═════ RECORDS FOR THIS EXERCISE ═════

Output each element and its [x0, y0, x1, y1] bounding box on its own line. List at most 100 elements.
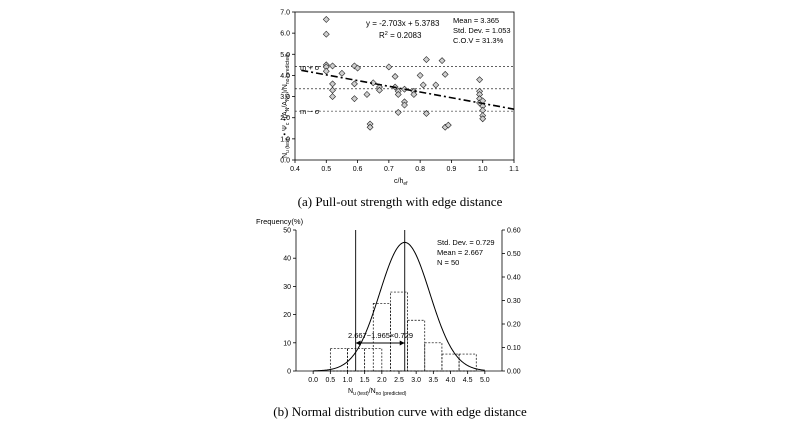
- chart-b-left-tick-labels: 0 10 20 30 40 50: [283, 228, 296, 376]
- chart-a-equation: y = -2.703x + 5.3783: [366, 19, 440, 28]
- right-tick-label: 0.40: [507, 275, 521, 282]
- data-point: [329, 62, 336, 70]
- y-tick-label: 3.0: [280, 94, 290, 101]
- chart-a-stat-mean: Mean = 3.365: [453, 16, 499, 25]
- data-point: [369, 79, 377, 87]
- x-tick-label: 0.9: [447, 166, 457, 173]
- data-point: [422, 110, 430, 117]
- data-point: [394, 109, 402, 116]
- data-point: [394, 91, 402, 98]
- right-tick-label: 0.00: [507, 369, 521, 376]
- histogram-bin: [329, 348, 348, 372]
- y-tick-label: 5.0: [280, 52, 290, 59]
- chart-b-normal-curve: [313, 241, 485, 372]
- chart-b-caption: (b) Normal distribution curve with edge …: [273, 404, 527, 419]
- data-point: [329, 93, 336, 100]
- chart-a-caption: (a) Pull-out strength with edge distance: [298, 194, 503, 209]
- data-point: [401, 101, 408, 109]
- x-tick-label: 4.5: [463, 377, 473, 384]
- x-tick-label: 1.1: [509, 166, 519, 173]
- chart-a-x-tick-labels: 0.4 0.5 0.6 0.7 0.8 0.9 1.0 1.1: [290, 160, 519, 173]
- histogram-bin: [424, 342, 443, 372]
- x-tick-label: 5.0: [480, 377, 490, 384]
- x-tick-label: 0.7: [384, 166, 394, 173]
- x-tick-label: 4.0: [446, 377, 456, 384]
- chart-b-range-arrow: [355, 340, 405, 346]
- data-point: [476, 76, 484, 84]
- left-tick-label: 30: [283, 284, 291, 291]
- chart-a-x-axis-label: c/hef: [394, 178, 408, 187]
- chart-b-x-axis-label: Nu (test)/Nno (predicted): [348, 388, 407, 397]
- x-tick-label: 2.5: [394, 377, 404, 384]
- data-point: [432, 81, 440, 89]
- x-tick-label: 1.0: [478, 166, 488, 173]
- data-point: [385, 63, 393, 71]
- chart-b-stat-n: N = 50: [437, 258, 459, 267]
- chart-a-y-axis-label: Nu (test) • Ψc •(AN/ANO)/Nno (predicted): [282, 53, 291, 158]
- chart-b-y-axis-title: Frequency(%): [256, 217, 304, 226]
- data-point: [322, 67, 330, 75]
- y-tick-label: 6.0: [280, 31, 290, 38]
- x-tick-label: 2.0: [377, 377, 387, 384]
- chart-b: 0.0 0.5 1.0 1.5 2.0 2.5 3.0 3.5 4.0 4.5 5.0 0 10 20 3…: [256, 217, 521, 397]
- x-tick-label: 0.8: [415, 166, 425, 173]
- data-point: [479, 115, 487, 123]
- data-point: [338, 69, 346, 77]
- right-tick-label: 0.20: [507, 322, 521, 329]
- y-tick-label: 0.0: [280, 158, 290, 165]
- histogram-bin: [364, 348, 383, 372]
- chart-b-x-tick-labels: 0.0 0.5 1.0 1.5 2.0 2.5 3.0 3.5 4.0 4.5 5.0: [308, 371, 490, 384]
- data-point: [322, 30, 330, 38]
- x-tick-label: 0.5: [325, 377, 335, 384]
- left-tick-label: 0: [287, 369, 291, 376]
- right-tick-label: 0.60: [507, 228, 521, 235]
- x-tick-label: 0.4: [290, 166, 300, 173]
- data-point: [438, 57, 446, 65]
- data-point: [419, 81, 427, 89]
- x-tick-label: 1.5: [360, 377, 370, 384]
- data-point: [391, 73, 399, 80]
- chart-a-data-points: [322, 15, 487, 131]
- data-point: [410, 91, 418, 98]
- chart-a-stat-std: Std. Dev. = 1.053: [453, 26, 511, 35]
- chart-a-label-minus-sigma: m − σ: [300, 107, 320, 116]
- left-tick-label: 20: [283, 312, 291, 319]
- data-point: [354, 64, 361, 72]
- chart-b-vertical-lines: [355, 230, 406, 371]
- chart-b-annotation: 2.667−1.965×0.729: [348, 331, 413, 340]
- data-point: [329, 80, 336, 88]
- data-point: [366, 123, 374, 131]
- data-point: [401, 85, 408, 93]
- x-tick-label: 0.5: [321, 166, 331, 173]
- x-tick-label: 3.0: [411, 377, 421, 384]
- x-tick-label: 1.0: [343, 377, 353, 384]
- x-tick-label: 3.5: [428, 377, 438, 384]
- chart-a-trend-line: [301, 69, 515, 110]
- range-arrow-head-right: [399, 340, 405, 346]
- chart-a-label-plus-sigma: m + σ: [300, 63, 320, 72]
- data-point: [444, 121, 452, 129]
- y-tick-label: 1.0: [280, 136, 290, 143]
- data-point: [351, 95, 358, 103]
- chart-a-y-tick-labels: 0.0 1.0 2.0 3.0 4.0 5.0 6.0 7.0: [280, 10, 295, 165]
- right-tick-label: 0.30: [507, 298, 521, 305]
- histogram-bin: [407, 319, 426, 372]
- chart-b-stat-mean: Mean = 2.667: [437, 248, 483, 257]
- data-point: [441, 70, 449, 78]
- chart-a-stat-cov: C.O.V = 31.3%: [453, 36, 504, 45]
- right-tick-label: 0.10: [507, 345, 521, 352]
- range-arrow-head-left: [355, 340, 361, 346]
- y-tick-label: 7.0: [280, 10, 290, 17]
- data-point: [376, 86, 383, 94]
- histogram-bin: [372, 302, 391, 372]
- chart-b-right-tick-labels: 0.00 0.10 0.20 0.30 0.40 0.50 0.60: [502, 228, 521, 376]
- left-tick-label: 40: [283, 256, 291, 263]
- chart-a: 0.4 0.5 0.6 0.7 0.8 0.9 1.0 1.1 0.0 1.0 2.0 3.0 4.0…: [280, 10, 519, 188]
- data-point: [416, 72, 424, 79]
- right-tick-label: 0.50: [507, 251, 521, 258]
- x-tick-label: 0.6: [353, 166, 363, 173]
- y-tick-label: 4.0: [280, 73, 290, 80]
- histogram-bin: [390, 291, 408, 372]
- left-tick-label: 10: [283, 340, 291, 347]
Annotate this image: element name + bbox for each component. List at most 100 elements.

═════

> **PROMPT**: Copy all of the data above, swapping every "histogram-bin" for "histogram-bar" and keeping everything else the same. Omit the pictures.

> **EXPECTED OUTPUT**:
Output each element and its [x0, y0, x1, y1] bounding box on its own line. List at most 100 elements.
- chart-b-left-tick-labels: 0 10 20 30 40 50: [283, 228, 296, 376]
- chart-a-equation: y = -2.703x + 5.3783: [366, 19, 440, 28]
- right-tick-label: 0.40: [507, 275, 521, 282]
- data-point: [329, 62, 336, 70]
- y-tick-label: 3.0: [280, 94, 290, 101]
- chart-a-stat-mean: Mean = 3.365: [453, 16, 499, 25]
- data-point: [369, 79, 377, 87]
- x-tick-label: 0.9: [447, 166, 457, 173]
- data-point: [422, 110, 430, 117]
- data-point: [394, 109, 402, 116]
- data-point: [394, 91, 402, 98]
- right-tick-label: 0.00: [507, 369, 521, 376]
- histogram-bar: [329, 348, 348, 372]
- y-tick-label: 5.0: [280, 52, 290, 59]
- chart-b-normal-curve: [313, 241, 485, 372]
- chart-b-caption: (b) Normal distribution curve with edge …: [273, 404, 527, 419]
- data-point: [329, 93, 336, 100]
- chart-a-caption: (a) Pull-out strength with edge distance: [298, 194, 503, 209]
- data-point: [401, 101, 408, 109]
- x-tick-label: 4.5: [463, 377, 473, 384]
- x-tick-label: 1.1: [509, 166, 519, 173]
- chart-a-x-tick-labels: 0.4 0.5 0.6 0.7 0.8 0.9 1.0 1.1: [290, 160, 519, 173]
- histogram-bar: [424, 342, 443, 372]
- x-tick-label: 5.0: [480, 377, 490, 384]
- x-tick-label: 0.7: [384, 166, 394, 173]
- x-tick-label: 4.0: [446, 377, 456, 384]
- chart-b-range-arrow: [355, 340, 405, 346]
- data-point: [476, 76, 484, 84]
- left-tick-label: 30: [283, 284, 291, 291]
- chart-a-x-axis-label: c/hef: [394, 178, 408, 187]
- chart-b-x-axis-label: Nu (test)/Nno (predicted): [348, 388, 407, 397]
- x-tick-label: 2.5: [394, 377, 404, 384]
- data-point: [432, 81, 440, 89]
- x-tick-label: 1.0: [478, 166, 488, 173]
- data-point: [385, 63, 393, 71]
- chart-b-stat-n: N = 50: [437, 258, 459, 267]
- chart-a-y-axis-label: Nu (test) • Ψc •(AN/ANO)/Nno (predicted): [282, 53, 291, 158]
- chart-b-y-axis-title: Frequency(%): [256, 217, 304, 226]
- data-point: [322, 67, 330, 75]
- y-tick-label: 6.0: [280, 31, 290, 38]
- x-tick-label: 2.0: [377, 377, 387, 384]
- chart-b: 0.0 0.5 1.0 1.5 2.0 2.5 3.0 3.5 4.0 4.5 5.0 0 10 20 3…: [256, 217, 521, 397]
- x-tick-label: 0.8: [415, 166, 425, 173]
- data-point: [479, 115, 487, 123]
- data-point: [338, 69, 346, 77]
- right-tick-label: 0.20: [507, 322, 521, 329]
- y-tick-label: 0.0: [280, 158, 290, 165]
- histogram-bar: [364, 348, 383, 372]
- chart-b-x-tick-labels: 0.0 0.5 1.0 1.5 2.0 2.5 3.0 3.5 4.0 4.5 5.0: [308, 371, 490, 384]
- data-point: [322, 30, 330, 38]
- x-tick-label: 0.5: [325, 377, 335, 384]
- left-tick-label: 0: [287, 369, 291, 376]
- right-tick-label: 0.60: [507, 228, 521, 235]
- x-tick-label: 0.4: [290, 166, 300, 173]
- data-point: [438, 57, 446, 65]
- data-point: [419, 81, 427, 89]
- x-tick-label: 1.5: [360, 377, 370, 384]
- data-point: [391, 73, 399, 80]
- chart-a-data-points: [322, 15, 487, 131]
- data-point: [410, 91, 418, 98]
- chart-a-stat-std: Std. Dev. = 1.053: [453, 26, 511, 35]
- chart-a-label-minus-sigma: m − σ: [300, 107, 320, 116]
- left-tick-label: 20: [283, 312, 291, 319]
- data-point: [354, 64, 361, 72]
- chart-b-vertical-lines: [355, 230, 406, 371]
- chart-b-annotation: 2.667−1.965×0.729: [348, 331, 413, 340]
- data-point: [329, 80, 336, 88]
- data-point: [366, 123, 374, 131]
- data-point: [401, 85, 408, 93]
- x-tick-label: 0.5: [321, 166, 331, 173]
- x-tick-label: 3.0: [411, 377, 421, 384]
- x-tick-label: 1.0: [343, 377, 353, 384]
- x-tick-label: 3.5: [428, 377, 438, 384]
- chart-a-trend-line: [301, 69, 515, 110]
- range-arrow-head-right: [399, 340, 405, 346]
- chart-a-label-plus-sigma: m + σ: [300, 63, 320, 72]
- data-point: [444, 121, 452, 129]
- y-tick-label: 1.0: [280, 136, 290, 143]
- data-point: [351, 95, 358, 103]
- chart-a-y-tick-labels: 0.0 1.0 2.0 3.0 4.0 5.0 6.0 7.0: [280, 10, 295, 165]
- right-tick-label: 0.30: [507, 298, 521, 305]
- histogram-bar: [407, 319, 426, 372]
- chart-b-stat-mean: Mean = 2.667: [437, 248, 483, 257]
- data-point: [441, 70, 449, 78]
- chart-a-stat-cov: C.O.V = 31.3%: [453, 36, 504, 45]
- right-tick-label: 0.10: [507, 345, 521, 352]
- range-arrow-head-left: [355, 340, 361, 346]
- y-tick-label: 7.0: [280, 10, 290, 17]
- data-point: [376, 86, 383, 94]
- histogram-bar: [372, 302, 391, 372]
- chart-b-right-tick-labels: 0.00 0.10 0.20 0.30 0.40 0.50 0.60: [502, 228, 521, 376]
- left-tick-label: 40: [283, 256, 291, 263]
- chart-a: 0.4 0.5 0.6 0.7 0.8 0.9 1.0 1.1 0.0 1.0 2.0 3.0 4.0…: [280, 10, 519, 188]
- data-point: [416, 72, 424, 79]
- right-tick-label: 0.50: [507, 251, 521, 258]
- x-tick-label: 0.6: [353, 166, 363, 173]
- y-tick-label: 4.0: [280, 73, 290, 80]
- histogram-bar: [390, 291, 408, 372]
- left-tick-label: 10: [283, 340, 291, 347]
Annotate this image: element name + bbox for each component. List at most 100 elements.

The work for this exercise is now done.